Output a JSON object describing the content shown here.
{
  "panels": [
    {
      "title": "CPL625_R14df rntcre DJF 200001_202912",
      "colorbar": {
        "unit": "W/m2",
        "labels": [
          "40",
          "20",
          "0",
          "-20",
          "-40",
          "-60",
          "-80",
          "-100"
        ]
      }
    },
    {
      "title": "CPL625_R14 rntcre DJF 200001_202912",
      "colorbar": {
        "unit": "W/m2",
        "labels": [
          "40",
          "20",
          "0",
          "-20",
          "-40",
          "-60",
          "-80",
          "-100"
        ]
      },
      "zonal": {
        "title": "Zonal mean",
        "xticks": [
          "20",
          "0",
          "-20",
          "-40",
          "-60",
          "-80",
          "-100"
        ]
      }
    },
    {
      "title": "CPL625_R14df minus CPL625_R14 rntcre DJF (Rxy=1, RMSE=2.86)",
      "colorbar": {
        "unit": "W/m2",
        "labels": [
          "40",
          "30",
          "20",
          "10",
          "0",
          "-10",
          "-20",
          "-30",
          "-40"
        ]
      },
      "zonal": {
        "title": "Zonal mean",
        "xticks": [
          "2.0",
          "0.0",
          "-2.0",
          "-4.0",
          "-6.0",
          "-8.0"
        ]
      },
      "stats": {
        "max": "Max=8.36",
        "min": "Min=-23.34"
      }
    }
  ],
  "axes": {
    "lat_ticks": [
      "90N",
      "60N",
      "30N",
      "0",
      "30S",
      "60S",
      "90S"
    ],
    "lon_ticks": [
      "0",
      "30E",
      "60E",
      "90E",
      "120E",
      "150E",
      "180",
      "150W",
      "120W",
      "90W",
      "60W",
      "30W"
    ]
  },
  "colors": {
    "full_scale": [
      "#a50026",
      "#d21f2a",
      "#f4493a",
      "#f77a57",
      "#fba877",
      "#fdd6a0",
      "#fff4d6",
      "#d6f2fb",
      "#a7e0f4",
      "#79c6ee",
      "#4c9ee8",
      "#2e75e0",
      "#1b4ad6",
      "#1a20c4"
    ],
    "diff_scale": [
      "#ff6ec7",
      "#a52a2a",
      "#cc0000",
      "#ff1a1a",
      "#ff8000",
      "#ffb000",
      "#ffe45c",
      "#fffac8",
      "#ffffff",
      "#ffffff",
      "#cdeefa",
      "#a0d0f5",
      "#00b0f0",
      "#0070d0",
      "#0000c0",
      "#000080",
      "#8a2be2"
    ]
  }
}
_ _ _ _ _
• [OBJECTIVE]
In the entries above, count every line containing the word "rntcre". Write only the total.

• [RESPONSE TO THE TASK]
3